• STATED TASK
Count lines holding the word "have". Only the number is wanted.

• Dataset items
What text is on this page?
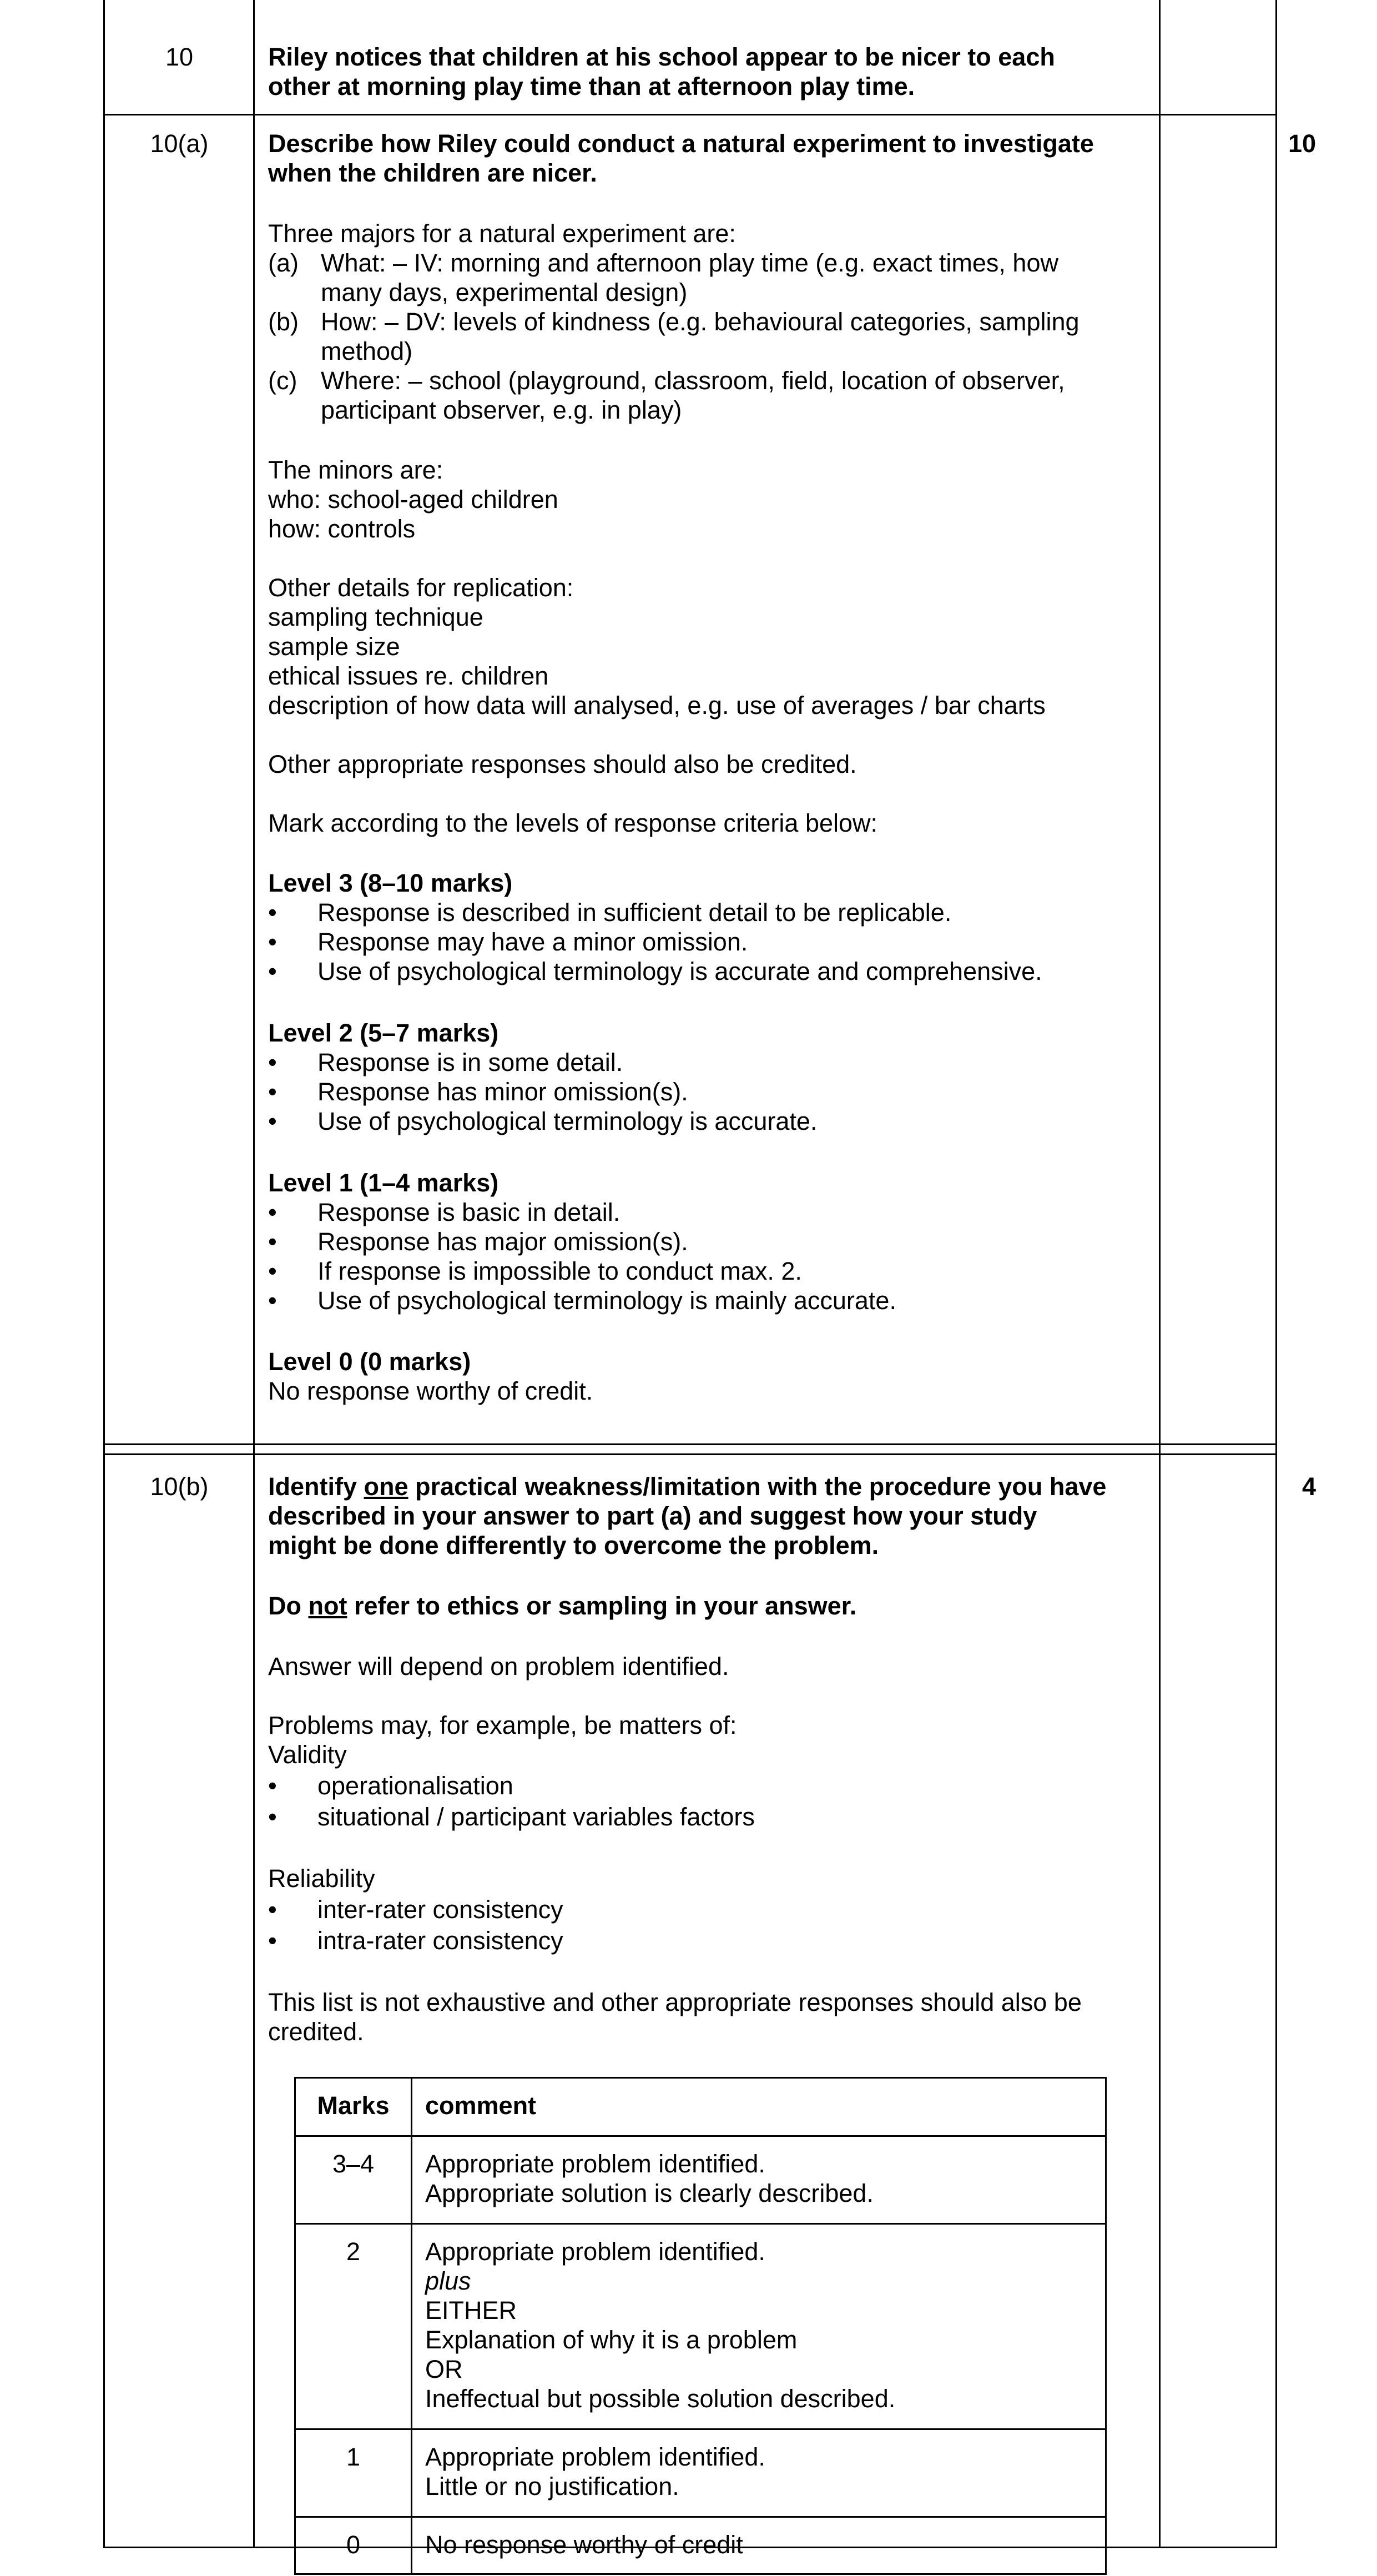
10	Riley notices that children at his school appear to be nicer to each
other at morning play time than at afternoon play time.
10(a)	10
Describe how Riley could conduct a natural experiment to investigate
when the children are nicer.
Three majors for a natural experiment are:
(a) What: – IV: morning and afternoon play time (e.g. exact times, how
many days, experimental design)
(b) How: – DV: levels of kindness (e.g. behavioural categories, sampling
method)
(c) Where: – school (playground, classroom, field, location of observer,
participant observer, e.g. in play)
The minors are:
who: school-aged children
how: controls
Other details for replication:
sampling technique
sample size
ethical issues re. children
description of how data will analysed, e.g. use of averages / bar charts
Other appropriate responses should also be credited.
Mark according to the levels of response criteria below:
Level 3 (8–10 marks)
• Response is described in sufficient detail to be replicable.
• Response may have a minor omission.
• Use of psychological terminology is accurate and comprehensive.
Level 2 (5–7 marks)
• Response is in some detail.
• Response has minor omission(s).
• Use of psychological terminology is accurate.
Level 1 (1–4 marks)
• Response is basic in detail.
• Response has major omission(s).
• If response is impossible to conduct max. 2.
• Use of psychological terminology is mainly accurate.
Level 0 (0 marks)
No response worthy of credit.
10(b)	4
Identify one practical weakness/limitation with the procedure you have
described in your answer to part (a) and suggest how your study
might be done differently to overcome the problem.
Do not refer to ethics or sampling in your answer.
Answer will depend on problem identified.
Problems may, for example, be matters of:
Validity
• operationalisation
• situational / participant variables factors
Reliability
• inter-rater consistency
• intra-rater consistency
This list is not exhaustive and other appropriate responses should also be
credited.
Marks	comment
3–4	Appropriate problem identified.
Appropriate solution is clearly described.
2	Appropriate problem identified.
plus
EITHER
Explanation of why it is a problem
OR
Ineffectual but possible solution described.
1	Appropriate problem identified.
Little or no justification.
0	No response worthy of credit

==

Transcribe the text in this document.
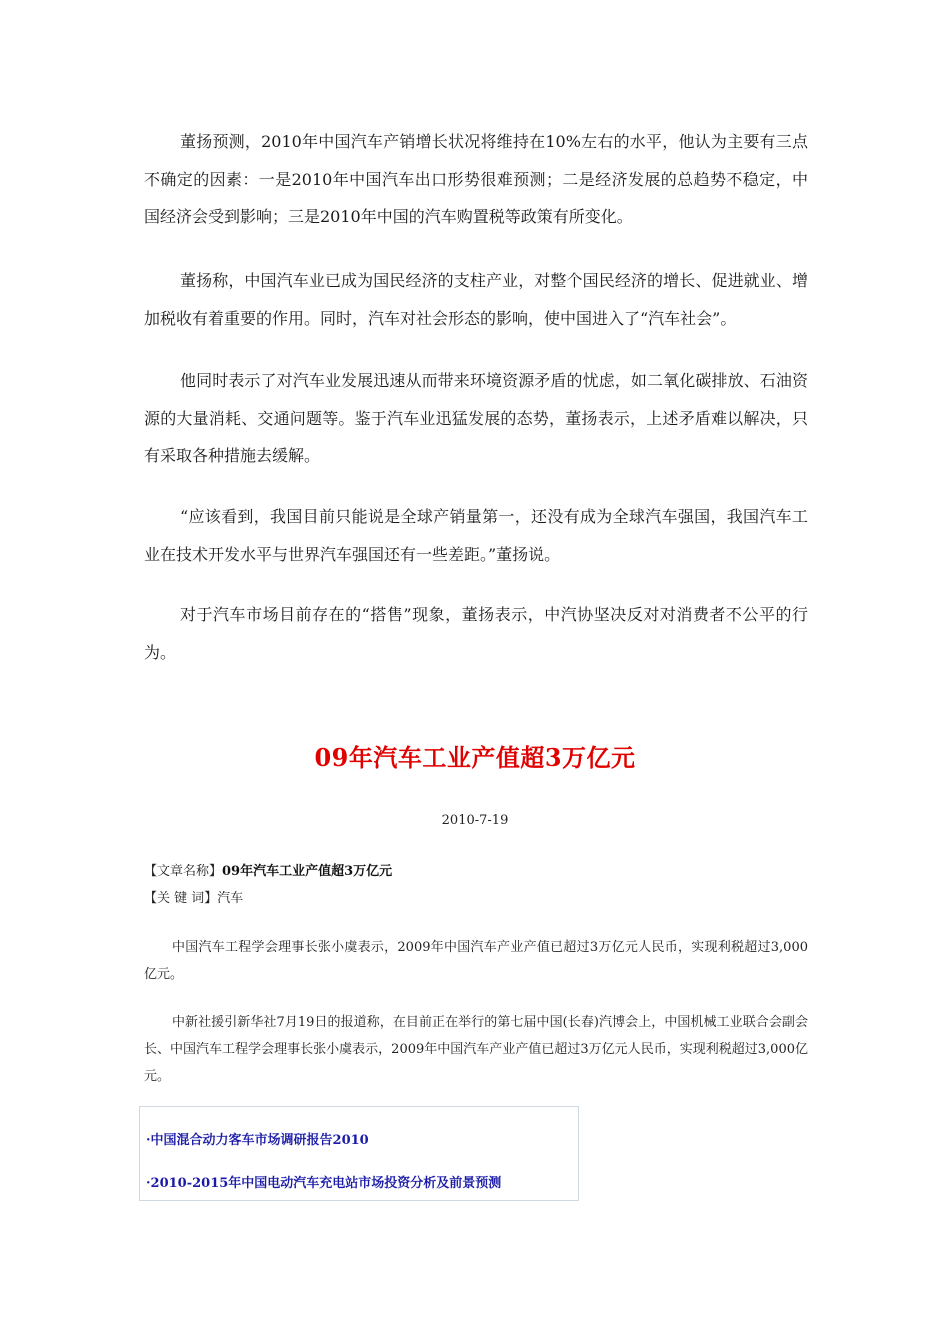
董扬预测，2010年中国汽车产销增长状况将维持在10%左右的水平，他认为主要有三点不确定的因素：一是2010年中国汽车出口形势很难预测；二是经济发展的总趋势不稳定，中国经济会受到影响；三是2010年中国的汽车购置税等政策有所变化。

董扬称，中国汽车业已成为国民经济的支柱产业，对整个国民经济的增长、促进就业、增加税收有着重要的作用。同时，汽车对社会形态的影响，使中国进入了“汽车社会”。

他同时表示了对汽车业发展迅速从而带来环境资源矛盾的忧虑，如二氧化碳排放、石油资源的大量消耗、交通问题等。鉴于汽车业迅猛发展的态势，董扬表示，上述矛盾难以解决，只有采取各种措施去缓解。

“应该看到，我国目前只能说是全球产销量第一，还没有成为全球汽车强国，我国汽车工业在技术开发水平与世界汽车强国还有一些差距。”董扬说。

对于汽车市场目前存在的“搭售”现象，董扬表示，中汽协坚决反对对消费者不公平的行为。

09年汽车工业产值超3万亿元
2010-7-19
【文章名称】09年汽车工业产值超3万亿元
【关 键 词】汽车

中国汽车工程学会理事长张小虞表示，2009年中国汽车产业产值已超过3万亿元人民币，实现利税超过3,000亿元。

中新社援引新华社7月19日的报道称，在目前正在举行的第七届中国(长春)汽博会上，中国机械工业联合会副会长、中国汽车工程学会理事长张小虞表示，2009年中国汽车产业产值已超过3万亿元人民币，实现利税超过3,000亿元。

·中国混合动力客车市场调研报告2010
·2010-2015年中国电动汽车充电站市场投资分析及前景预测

• RESPONSE
2